··· PROVIDED RECORDS
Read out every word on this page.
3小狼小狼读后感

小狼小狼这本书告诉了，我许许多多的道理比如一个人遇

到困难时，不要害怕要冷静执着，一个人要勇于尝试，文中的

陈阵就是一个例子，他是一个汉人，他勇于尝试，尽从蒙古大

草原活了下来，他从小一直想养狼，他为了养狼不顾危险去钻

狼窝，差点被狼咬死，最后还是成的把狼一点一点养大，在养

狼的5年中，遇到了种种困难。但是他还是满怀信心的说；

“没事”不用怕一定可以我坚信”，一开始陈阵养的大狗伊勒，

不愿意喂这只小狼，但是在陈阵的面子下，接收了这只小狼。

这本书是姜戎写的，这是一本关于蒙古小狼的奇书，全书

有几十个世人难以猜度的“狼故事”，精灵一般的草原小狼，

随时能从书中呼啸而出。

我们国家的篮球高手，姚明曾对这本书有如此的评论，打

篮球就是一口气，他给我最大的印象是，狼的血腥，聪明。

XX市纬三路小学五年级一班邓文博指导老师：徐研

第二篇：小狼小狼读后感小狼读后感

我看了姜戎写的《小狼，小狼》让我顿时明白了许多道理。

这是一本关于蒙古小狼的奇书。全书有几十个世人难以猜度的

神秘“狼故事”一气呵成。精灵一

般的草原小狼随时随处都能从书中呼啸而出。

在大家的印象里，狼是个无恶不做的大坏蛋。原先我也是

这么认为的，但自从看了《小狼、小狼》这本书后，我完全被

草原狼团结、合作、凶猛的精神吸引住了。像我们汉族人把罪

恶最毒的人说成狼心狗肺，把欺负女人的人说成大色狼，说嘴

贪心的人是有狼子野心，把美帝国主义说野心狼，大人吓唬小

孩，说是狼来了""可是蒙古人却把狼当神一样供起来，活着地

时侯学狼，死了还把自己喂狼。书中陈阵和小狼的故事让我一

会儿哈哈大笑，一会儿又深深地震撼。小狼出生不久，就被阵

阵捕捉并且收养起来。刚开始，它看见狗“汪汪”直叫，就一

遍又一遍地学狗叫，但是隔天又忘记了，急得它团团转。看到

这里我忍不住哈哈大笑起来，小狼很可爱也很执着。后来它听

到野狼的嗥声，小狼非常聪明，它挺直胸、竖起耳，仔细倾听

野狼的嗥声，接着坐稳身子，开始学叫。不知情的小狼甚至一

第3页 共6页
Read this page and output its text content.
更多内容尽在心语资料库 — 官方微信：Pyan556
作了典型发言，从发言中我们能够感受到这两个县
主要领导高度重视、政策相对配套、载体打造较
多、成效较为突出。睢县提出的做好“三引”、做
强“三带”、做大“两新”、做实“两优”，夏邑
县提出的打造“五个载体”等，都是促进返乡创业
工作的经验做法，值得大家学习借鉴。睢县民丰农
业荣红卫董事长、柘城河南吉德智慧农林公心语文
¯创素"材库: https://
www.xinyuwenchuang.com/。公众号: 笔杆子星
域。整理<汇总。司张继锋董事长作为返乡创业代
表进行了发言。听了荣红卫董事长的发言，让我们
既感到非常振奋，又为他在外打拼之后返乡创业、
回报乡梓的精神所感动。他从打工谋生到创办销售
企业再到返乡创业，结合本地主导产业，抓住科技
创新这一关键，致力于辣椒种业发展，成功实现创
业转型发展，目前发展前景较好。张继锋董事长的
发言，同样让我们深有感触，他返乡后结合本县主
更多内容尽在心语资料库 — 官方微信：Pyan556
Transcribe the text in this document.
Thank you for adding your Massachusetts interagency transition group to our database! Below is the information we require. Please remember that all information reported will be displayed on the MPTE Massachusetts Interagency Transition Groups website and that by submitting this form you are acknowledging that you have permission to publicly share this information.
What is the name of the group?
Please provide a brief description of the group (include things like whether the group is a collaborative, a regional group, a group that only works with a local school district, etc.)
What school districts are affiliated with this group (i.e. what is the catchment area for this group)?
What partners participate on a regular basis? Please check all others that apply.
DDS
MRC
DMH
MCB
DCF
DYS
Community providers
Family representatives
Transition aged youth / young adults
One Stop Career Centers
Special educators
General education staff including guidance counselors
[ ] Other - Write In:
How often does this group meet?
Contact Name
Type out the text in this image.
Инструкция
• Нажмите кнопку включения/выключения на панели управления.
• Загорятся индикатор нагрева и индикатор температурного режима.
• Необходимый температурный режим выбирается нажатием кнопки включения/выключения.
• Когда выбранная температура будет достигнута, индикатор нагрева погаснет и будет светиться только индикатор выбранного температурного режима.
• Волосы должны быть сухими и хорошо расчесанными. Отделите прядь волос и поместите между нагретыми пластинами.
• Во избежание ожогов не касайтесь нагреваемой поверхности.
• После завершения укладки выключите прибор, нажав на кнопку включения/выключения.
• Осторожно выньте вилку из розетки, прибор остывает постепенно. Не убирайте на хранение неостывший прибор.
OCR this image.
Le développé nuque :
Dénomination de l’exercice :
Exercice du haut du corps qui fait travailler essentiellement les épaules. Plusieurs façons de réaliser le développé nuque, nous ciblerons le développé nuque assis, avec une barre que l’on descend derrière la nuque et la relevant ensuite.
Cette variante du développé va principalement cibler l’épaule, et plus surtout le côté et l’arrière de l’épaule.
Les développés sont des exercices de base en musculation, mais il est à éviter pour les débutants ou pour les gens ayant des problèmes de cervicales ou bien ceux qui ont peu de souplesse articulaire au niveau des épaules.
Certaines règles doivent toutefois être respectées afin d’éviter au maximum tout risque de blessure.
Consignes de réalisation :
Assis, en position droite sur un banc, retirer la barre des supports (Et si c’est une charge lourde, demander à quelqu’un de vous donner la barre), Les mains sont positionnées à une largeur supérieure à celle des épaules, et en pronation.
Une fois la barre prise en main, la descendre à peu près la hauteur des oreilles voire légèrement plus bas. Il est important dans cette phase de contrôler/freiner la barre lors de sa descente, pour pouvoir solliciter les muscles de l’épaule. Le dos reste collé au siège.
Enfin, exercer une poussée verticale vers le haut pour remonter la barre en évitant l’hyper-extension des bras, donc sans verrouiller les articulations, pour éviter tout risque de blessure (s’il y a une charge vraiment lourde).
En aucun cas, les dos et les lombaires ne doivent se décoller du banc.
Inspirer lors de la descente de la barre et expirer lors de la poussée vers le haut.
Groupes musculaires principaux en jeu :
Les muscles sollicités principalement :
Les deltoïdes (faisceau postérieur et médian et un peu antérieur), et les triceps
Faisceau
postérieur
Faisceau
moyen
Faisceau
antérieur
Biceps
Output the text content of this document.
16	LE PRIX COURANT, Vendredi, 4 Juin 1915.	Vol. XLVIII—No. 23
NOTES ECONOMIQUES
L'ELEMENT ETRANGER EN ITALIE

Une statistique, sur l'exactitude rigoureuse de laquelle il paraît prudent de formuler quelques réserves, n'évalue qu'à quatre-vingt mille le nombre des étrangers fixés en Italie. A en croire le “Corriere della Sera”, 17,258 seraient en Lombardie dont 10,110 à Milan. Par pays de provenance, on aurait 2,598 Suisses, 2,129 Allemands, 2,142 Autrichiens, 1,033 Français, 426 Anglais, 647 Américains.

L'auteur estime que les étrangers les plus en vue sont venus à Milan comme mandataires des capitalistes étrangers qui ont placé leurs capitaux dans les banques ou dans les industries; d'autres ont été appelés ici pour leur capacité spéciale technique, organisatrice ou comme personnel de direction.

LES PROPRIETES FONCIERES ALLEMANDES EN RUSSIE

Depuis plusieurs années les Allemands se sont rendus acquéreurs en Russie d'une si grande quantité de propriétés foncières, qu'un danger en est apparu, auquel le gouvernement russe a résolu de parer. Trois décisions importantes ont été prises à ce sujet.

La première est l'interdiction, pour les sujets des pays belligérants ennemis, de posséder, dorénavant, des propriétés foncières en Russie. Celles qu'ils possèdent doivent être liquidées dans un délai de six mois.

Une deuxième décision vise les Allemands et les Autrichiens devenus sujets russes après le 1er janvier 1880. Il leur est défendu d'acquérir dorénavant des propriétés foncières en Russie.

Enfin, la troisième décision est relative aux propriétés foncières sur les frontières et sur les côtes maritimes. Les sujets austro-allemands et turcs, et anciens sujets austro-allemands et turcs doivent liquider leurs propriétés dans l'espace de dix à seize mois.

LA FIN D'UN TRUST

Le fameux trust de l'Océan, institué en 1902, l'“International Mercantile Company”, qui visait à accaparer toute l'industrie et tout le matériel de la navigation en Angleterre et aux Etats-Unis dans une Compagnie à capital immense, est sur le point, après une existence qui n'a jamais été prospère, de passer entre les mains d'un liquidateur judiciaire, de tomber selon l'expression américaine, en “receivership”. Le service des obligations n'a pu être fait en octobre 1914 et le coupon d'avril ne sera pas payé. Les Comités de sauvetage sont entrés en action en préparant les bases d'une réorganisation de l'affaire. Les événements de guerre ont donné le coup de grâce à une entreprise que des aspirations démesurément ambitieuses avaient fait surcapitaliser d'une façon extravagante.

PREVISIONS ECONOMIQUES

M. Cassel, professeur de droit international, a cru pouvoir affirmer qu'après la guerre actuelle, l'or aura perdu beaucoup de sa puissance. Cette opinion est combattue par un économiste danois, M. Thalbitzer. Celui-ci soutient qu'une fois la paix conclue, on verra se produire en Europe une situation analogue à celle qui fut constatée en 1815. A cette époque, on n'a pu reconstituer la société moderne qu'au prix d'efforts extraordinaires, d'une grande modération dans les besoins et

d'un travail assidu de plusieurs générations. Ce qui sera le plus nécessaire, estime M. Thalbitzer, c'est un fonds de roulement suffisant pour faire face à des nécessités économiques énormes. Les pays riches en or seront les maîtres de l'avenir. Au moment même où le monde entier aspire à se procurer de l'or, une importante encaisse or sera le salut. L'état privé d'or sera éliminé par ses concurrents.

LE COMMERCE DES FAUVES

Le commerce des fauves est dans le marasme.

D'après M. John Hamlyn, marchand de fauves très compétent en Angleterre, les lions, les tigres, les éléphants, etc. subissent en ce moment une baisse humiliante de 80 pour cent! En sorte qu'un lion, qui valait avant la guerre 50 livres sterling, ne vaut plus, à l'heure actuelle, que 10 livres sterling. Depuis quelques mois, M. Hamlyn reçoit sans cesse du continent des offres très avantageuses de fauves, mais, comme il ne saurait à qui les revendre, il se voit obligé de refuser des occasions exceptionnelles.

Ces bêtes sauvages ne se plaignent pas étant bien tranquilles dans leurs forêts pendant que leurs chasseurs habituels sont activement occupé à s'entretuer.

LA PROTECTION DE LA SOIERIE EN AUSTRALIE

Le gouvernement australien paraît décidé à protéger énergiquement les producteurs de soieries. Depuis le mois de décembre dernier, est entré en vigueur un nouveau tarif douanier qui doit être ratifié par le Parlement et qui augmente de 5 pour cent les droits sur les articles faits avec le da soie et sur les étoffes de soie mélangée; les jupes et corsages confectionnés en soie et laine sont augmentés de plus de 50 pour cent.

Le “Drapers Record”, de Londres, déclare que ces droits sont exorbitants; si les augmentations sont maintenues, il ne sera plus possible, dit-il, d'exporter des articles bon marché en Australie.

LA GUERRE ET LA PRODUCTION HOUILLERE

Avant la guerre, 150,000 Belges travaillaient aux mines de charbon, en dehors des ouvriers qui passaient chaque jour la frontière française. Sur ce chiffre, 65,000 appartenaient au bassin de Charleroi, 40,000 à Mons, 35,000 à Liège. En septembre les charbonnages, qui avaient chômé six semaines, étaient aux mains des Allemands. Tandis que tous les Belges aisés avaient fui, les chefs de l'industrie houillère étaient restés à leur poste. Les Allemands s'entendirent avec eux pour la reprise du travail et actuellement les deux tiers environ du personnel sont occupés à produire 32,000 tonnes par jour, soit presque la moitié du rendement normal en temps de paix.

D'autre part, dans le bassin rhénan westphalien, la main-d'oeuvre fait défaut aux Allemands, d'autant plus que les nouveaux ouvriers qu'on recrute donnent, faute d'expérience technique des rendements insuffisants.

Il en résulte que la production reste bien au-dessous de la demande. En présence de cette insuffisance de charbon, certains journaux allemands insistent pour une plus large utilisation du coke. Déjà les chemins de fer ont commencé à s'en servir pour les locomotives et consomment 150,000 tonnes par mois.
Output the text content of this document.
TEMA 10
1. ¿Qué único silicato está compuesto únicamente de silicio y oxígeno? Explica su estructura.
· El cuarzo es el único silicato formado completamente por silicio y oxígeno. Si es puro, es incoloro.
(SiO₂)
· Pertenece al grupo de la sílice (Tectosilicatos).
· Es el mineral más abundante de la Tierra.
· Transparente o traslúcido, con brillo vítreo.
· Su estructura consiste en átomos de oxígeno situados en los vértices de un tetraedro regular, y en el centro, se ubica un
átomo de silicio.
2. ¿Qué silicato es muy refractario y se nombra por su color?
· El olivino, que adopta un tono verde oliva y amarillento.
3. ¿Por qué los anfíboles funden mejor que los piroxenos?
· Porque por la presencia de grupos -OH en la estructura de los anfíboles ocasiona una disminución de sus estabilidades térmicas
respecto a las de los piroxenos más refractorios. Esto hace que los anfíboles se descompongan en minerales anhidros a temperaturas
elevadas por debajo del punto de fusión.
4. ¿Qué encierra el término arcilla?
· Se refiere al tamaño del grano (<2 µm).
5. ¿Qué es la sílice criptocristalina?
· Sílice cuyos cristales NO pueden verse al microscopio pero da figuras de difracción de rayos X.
······
◆ WRITTEN PROBLEM ◆
From the material above, gather all lines that include the string "text" and copy them.

◆ FINISHED ANSWER ◆
Read this page and output its text content.
Transcribe the text in this document.
Type out the text in this image.
Output the text content of this document.
Output the text content of this document.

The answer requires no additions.